** BEGIN Supplied records **

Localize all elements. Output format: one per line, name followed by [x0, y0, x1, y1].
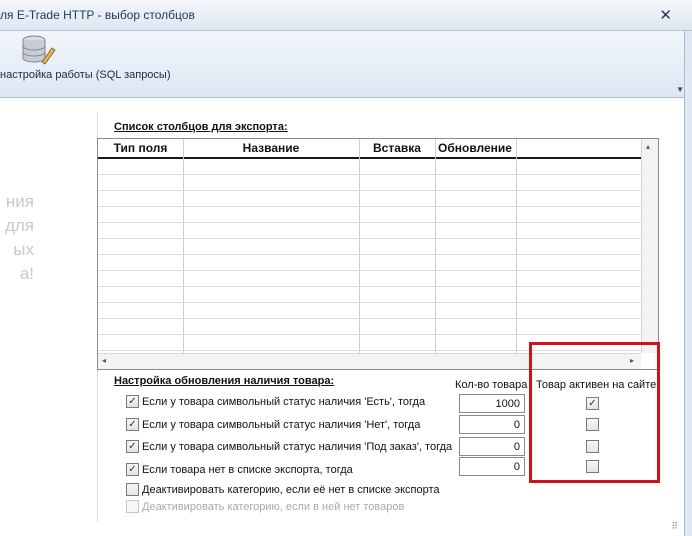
vertical-scrollbar[interactable]: ▴ [641, 139, 658, 353]
watermark-line: ния [5, 192, 34, 211]
scroll-up-icon[interactable]: ▴ [646, 142, 650, 151]
table-row [98, 302, 641, 303]
ribbon-dropdown-icon[interactable]: ▼ [676, 85, 684, 94]
table-row [98, 190, 641, 191]
window-right-border [684, 31, 692, 536]
grid-header: Тип поля Название Вставка Обновление [98, 139, 641, 159]
watermark-line: ых [13, 240, 34, 259]
header-field-type[interactable]: Тип поля [98, 141, 183, 155]
watermark-line: для [4, 216, 34, 235]
column-divider [435, 139, 436, 354]
title-bar: ля E-Trade HTTP - выбор столбцов ✕ [0, 0, 692, 31]
left-panel [0, 112, 97, 522]
watermark-line: а! [19, 264, 34, 283]
status-yes-checkbox[interactable]: ✓ [126, 395, 139, 408]
database-icon[interactable] [18, 34, 58, 68]
qty-column-header: Кол-во товара [455, 379, 528, 391]
status-order-qty-input[interactable]: 0 [459, 437, 525, 456]
status-yes-qty-input[interactable]: 1000 [459, 394, 525, 413]
column-divider [516, 139, 517, 354]
not-in-export-label: Если товара нет в списке экспорта, тогда [142, 464, 353, 476]
status-no-qty-input[interactable]: 0 [459, 415, 525, 434]
table-row [98, 318, 641, 319]
ribbon: настройка работы (SQL запросы) ▼ [0, 31, 684, 98]
table-row [98, 206, 641, 207]
table-row [98, 286, 641, 287]
not-in-export-qty-input[interactable]: 0 [459, 457, 525, 476]
header-name[interactable]: Название [183, 141, 359, 155]
not-in-export-checkbox[interactable]: ✓ [126, 463, 139, 476]
columns-grid[interactable]: Тип поля Название Вставка Обновление ▴ ◂… [97, 138, 659, 370]
window-title: ля E-Trade HTTP - выбор столбцов [0, 8, 195, 22]
status-order-checkbox[interactable]: ✓ [126, 440, 139, 453]
close-icon[interactable]: ✕ [659, 6, 672, 24]
header-update[interactable]: Обновление [435, 141, 515, 155]
resize-grip-icon[interactable]: ⠿ [671, 521, 678, 532]
watermark-text: ния для ых а! [0, 190, 34, 286]
deactivate-empty-checkbox[interactable] [126, 500, 139, 513]
scroll-left-icon[interactable]: ◂ [102, 356, 106, 365]
table-row [98, 334, 641, 335]
table-row [98, 222, 641, 223]
status-order-label: Если у товара символьный статус наличия … [142, 441, 453, 453]
table-row [98, 254, 641, 255]
status-no-label: Если у товара символьный статус наличия … [142, 419, 421, 431]
deactivate-category-checkbox[interactable] [126, 483, 139, 496]
table-row [98, 238, 641, 239]
table-row [98, 174, 641, 175]
status-yes-label: Если у товара символьный статус наличия … [142, 396, 426, 408]
column-divider [183, 139, 184, 354]
column-divider [359, 139, 360, 354]
deactivate-empty-label: Деактивировать категорию, если в ней нет… [142, 501, 405, 513]
status-no-checkbox[interactable]: ✓ [126, 418, 139, 431]
table-row [98, 270, 641, 271]
stock-section-title: Настройка обновления наличия товара: [114, 375, 335, 387]
sql-settings-button[interactable]: настройка работы (SQL запросы) [0, 69, 171, 81]
deactivate-category-label: Деактивировать категорию, если её нет в … [142, 484, 440, 496]
highlight-box [529, 342, 660, 483]
header-insert[interactable]: Вставка [359, 141, 435, 155]
columns-section-title: Список столбцов для экспорта: [114, 121, 288, 133]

** END Supplied records **

◆ What the task asks: Write out the material again, changing every "table-row" to "grid-row" and leaving everything else as it is. Omit the picture.

◆ Right answer:
Localize all elements. Output format: one per line, name followed by [x0, y0, x1, y1].
vertical-scrollbar[interactable]: ▴ [641, 139, 658, 353]
watermark-line: ния [5, 192, 34, 211]
scroll-up-icon[interactable]: ▴ [646, 142, 650, 151]
grid-row [98, 302, 641, 303]
ribbon-dropdown-icon[interactable]: ▼ [676, 85, 684, 94]
grid-row [98, 190, 641, 191]
window-right-border [684, 31, 692, 536]
grid-header: Тип поля Название Вставка Обновление [98, 139, 641, 159]
watermark-line: ых [13, 240, 34, 259]
header-field-type[interactable]: Тип поля [98, 141, 183, 155]
watermark-line: для [4, 216, 34, 235]
column-divider [435, 139, 436, 354]
title-bar: ля E-Trade HTTP - выбор столбцов ✕ [0, 0, 692, 31]
left-panel [0, 112, 97, 522]
watermark-line: а! [19, 264, 34, 283]
status-yes-checkbox[interactable]: ✓ [126, 395, 139, 408]
database-icon[interactable] [18, 34, 58, 68]
qty-column-header: Кол-во товара [455, 379, 528, 391]
status-order-qty-input[interactable]: 0 [459, 437, 525, 456]
status-yes-qty-input[interactable]: 1000 [459, 394, 525, 413]
column-divider [516, 139, 517, 354]
not-in-export-label: Если товара нет в списке экспорта, тогда [142, 464, 353, 476]
status-no-qty-input[interactable]: 0 [459, 415, 525, 434]
grid-row [98, 318, 641, 319]
ribbon: настройка работы (SQL запросы) ▼ [0, 31, 684, 98]
grid-row [98, 206, 641, 207]
grid-row [98, 286, 641, 287]
not-in-export-qty-input[interactable]: 0 [459, 457, 525, 476]
header-name[interactable]: Название [183, 141, 359, 155]
not-in-export-checkbox[interactable]: ✓ [126, 463, 139, 476]
columns-grid[interactable]: Тип поля Название Вставка Обновление ▴ ◂… [97, 138, 659, 370]
window-title: ля E-Trade HTTP - выбор столбцов [0, 8, 195, 22]
status-order-checkbox[interactable]: ✓ [126, 440, 139, 453]
close-icon[interactable]: ✕ [659, 6, 672, 24]
header-update[interactable]: Обновление [435, 141, 515, 155]
resize-grip-icon[interactable]: ⠿ [671, 521, 678, 532]
watermark-text: ния для ых а! [0, 190, 34, 286]
deactivate-empty-checkbox[interactable] [126, 500, 139, 513]
scroll-left-icon[interactable]: ◂ [102, 356, 106, 365]
grid-row [98, 334, 641, 335]
grid-row [98, 222, 641, 223]
status-order-label: Если у товара символьный статус наличия … [142, 441, 453, 453]
grid-row [98, 254, 641, 255]
status-no-label: Если у товара символьный статус наличия … [142, 419, 421, 431]
deactivate-category-checkbox[interactable] [126, 483, 139, 496]
grid-row [98, 238, 641, 239]
grid-row [98, 174, 641, 175]
status-yes-label: Если у товара символьный статус наличия … [142, 396, 426, 408]
column-divider [183, 139, 184, 354]
column-divider [359, 139, 360, 354]
deactivate-empty-label: Деактивировать категорию, если в ней нет… [142, 501, 405, 513]
status-no-checkbox[interactable]: ✓ [126, 418, 139, 431]
grid-row [98, 270, 641, 271]
stock-section-title: Настройка обновления наличия товара: [114, 375, 335, 387]
sql-settings-button[interactable]: настройка работы (SQL запросы) [0, 69, 171, 81]
deactivate-category-label: Деактивировать категорию, если её нет в … [142, 484, 440, 496]
highlight-box [529, 342, 660, 483]
header-insert[interactable]: Вставка [359, 141, 435, 155]
columns-section-title: Список столбцов для экспорта: [114, 121, 288, 133]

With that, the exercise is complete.